OBJECTIVE: Show every line in the entries below where the word "producidas" appears.

################

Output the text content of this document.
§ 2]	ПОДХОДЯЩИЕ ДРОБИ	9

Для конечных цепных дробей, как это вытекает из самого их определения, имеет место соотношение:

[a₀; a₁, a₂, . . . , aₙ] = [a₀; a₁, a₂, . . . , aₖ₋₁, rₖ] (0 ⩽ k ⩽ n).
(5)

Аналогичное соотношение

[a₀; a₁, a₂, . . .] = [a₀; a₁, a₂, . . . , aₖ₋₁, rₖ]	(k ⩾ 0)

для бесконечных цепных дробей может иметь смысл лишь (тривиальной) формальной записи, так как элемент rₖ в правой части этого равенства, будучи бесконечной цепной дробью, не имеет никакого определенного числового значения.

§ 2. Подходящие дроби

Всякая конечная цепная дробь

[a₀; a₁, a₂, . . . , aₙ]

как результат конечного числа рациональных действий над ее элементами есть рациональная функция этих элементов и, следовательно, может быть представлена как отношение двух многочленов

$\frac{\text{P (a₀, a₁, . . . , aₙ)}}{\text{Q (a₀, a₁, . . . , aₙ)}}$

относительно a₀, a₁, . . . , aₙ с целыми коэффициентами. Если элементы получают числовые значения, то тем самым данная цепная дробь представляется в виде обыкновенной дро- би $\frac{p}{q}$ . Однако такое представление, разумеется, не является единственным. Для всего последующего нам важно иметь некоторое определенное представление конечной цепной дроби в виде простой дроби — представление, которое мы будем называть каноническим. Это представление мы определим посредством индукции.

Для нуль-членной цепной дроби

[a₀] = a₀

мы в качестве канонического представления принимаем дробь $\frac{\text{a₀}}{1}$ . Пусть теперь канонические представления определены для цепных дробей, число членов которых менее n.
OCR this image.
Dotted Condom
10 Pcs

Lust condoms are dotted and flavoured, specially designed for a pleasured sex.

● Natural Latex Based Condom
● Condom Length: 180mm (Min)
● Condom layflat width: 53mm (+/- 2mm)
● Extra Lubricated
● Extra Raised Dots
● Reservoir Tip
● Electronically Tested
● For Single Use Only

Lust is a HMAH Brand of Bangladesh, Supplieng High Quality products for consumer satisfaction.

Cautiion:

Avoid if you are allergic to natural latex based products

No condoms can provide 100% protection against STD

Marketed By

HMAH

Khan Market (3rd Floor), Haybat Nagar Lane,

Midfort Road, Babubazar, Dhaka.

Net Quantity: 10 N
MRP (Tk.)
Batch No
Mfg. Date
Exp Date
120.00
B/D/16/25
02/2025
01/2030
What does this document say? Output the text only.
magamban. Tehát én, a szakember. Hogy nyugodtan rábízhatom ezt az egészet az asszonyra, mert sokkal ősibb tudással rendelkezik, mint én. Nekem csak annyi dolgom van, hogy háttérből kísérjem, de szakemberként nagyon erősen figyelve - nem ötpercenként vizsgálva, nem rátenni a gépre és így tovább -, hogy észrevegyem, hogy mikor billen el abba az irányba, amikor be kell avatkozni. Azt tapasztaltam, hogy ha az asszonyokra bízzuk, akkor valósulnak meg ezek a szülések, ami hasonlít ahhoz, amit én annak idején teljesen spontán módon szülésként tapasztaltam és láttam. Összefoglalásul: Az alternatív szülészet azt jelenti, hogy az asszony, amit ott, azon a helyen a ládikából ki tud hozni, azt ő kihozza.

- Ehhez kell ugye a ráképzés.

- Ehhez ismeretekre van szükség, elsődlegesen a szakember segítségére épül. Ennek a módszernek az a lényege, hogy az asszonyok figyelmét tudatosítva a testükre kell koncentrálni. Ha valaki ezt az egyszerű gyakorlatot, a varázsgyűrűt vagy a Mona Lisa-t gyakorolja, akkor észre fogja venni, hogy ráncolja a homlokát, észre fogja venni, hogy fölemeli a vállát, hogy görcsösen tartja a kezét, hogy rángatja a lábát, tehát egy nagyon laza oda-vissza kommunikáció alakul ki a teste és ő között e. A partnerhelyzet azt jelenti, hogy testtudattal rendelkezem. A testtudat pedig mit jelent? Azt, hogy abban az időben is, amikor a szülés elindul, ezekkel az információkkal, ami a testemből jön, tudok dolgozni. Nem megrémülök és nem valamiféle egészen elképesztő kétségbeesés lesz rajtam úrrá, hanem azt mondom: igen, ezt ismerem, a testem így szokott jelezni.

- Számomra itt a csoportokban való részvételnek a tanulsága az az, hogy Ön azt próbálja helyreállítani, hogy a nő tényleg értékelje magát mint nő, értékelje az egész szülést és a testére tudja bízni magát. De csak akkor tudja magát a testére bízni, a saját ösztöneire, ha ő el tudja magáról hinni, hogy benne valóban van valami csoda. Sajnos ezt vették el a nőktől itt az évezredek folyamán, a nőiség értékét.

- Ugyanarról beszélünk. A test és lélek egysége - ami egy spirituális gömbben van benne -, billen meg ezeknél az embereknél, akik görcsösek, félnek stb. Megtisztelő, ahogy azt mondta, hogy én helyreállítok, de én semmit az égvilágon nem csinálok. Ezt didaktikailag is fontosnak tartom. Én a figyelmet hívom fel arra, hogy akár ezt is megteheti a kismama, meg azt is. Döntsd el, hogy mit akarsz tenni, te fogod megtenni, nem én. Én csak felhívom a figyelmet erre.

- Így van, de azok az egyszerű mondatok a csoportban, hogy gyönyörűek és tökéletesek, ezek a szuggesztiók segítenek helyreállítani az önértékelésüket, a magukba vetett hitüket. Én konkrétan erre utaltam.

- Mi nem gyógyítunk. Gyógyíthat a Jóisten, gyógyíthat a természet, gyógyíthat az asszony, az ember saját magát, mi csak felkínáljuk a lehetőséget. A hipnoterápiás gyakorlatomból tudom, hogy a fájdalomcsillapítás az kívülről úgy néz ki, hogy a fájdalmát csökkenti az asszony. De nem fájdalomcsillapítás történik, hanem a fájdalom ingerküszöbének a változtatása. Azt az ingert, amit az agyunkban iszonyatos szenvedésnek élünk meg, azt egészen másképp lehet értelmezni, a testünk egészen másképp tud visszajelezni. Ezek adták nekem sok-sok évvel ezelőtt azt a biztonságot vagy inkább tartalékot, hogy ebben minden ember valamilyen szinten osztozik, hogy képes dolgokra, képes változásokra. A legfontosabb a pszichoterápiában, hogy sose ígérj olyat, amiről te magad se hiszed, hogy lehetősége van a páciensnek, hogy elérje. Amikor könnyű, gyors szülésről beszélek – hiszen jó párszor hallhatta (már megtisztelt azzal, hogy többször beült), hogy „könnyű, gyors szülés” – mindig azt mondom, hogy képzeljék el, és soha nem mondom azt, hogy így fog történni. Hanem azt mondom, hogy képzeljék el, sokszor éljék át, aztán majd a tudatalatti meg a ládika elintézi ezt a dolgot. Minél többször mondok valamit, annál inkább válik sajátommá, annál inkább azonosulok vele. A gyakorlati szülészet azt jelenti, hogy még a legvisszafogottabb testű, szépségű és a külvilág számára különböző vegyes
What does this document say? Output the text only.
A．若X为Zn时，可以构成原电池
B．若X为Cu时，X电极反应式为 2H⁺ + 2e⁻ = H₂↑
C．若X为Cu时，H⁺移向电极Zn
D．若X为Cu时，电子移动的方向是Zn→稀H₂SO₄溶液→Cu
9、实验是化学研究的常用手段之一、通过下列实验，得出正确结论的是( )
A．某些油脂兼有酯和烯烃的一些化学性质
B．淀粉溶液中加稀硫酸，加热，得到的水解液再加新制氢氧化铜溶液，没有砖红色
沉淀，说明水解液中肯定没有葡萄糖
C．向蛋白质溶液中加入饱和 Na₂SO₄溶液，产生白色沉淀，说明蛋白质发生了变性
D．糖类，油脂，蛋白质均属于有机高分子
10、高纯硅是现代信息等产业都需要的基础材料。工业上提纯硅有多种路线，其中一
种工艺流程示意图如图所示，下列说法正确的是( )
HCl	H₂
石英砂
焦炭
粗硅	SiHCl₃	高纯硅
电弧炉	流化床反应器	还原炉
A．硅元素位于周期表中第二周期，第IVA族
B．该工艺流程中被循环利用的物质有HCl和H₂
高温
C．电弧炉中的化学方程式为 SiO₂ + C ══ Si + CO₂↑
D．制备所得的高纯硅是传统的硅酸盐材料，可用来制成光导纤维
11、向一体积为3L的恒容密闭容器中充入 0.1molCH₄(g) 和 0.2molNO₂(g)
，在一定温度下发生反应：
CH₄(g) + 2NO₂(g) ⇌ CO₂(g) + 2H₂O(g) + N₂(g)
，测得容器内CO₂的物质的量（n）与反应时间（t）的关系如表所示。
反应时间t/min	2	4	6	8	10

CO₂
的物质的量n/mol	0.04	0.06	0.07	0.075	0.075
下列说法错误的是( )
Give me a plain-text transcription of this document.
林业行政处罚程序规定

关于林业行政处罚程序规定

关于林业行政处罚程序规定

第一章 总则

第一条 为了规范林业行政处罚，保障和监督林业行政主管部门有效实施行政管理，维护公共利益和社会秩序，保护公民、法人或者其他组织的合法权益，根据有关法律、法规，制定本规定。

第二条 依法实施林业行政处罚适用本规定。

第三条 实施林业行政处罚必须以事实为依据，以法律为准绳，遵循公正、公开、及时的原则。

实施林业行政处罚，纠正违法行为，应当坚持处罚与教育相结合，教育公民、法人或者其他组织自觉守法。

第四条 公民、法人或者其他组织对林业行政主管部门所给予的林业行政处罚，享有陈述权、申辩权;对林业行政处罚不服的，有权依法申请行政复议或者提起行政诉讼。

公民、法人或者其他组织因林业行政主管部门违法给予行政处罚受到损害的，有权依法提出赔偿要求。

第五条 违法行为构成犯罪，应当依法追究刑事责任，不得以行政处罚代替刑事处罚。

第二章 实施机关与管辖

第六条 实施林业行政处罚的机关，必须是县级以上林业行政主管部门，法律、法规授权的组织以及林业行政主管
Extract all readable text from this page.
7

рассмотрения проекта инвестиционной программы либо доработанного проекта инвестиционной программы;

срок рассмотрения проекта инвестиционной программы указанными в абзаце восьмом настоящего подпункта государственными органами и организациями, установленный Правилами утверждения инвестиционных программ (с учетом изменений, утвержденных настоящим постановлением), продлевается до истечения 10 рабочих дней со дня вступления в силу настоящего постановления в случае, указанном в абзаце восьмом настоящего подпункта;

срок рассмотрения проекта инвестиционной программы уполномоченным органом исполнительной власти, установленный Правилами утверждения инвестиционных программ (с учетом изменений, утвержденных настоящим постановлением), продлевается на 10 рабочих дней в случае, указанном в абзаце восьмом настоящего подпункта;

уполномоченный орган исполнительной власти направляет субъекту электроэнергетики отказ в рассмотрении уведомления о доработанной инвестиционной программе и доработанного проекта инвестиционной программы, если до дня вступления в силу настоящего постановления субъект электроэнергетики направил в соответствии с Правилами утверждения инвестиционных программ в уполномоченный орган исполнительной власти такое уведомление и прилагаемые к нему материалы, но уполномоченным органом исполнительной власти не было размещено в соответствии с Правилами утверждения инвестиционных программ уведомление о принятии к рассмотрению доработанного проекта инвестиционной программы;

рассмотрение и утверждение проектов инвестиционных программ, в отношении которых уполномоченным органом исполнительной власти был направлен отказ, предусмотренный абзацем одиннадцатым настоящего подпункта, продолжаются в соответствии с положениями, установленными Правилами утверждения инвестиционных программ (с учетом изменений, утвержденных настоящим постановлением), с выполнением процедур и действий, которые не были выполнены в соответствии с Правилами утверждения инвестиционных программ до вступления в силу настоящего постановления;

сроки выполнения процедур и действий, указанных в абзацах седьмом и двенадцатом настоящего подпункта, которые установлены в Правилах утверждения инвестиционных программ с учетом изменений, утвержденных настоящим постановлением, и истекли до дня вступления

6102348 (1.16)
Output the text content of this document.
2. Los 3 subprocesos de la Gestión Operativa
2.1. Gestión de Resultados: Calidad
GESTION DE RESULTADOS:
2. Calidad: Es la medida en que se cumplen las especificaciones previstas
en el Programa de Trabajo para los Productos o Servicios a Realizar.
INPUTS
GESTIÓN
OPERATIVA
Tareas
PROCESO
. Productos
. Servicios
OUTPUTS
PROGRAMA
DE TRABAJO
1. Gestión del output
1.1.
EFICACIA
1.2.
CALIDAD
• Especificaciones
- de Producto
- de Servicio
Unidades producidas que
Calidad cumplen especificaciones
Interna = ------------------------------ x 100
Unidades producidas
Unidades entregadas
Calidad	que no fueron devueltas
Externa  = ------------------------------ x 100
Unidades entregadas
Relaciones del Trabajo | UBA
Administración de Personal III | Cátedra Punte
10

################

THE ANSWER:
Unidades producidas que
Unidades producidas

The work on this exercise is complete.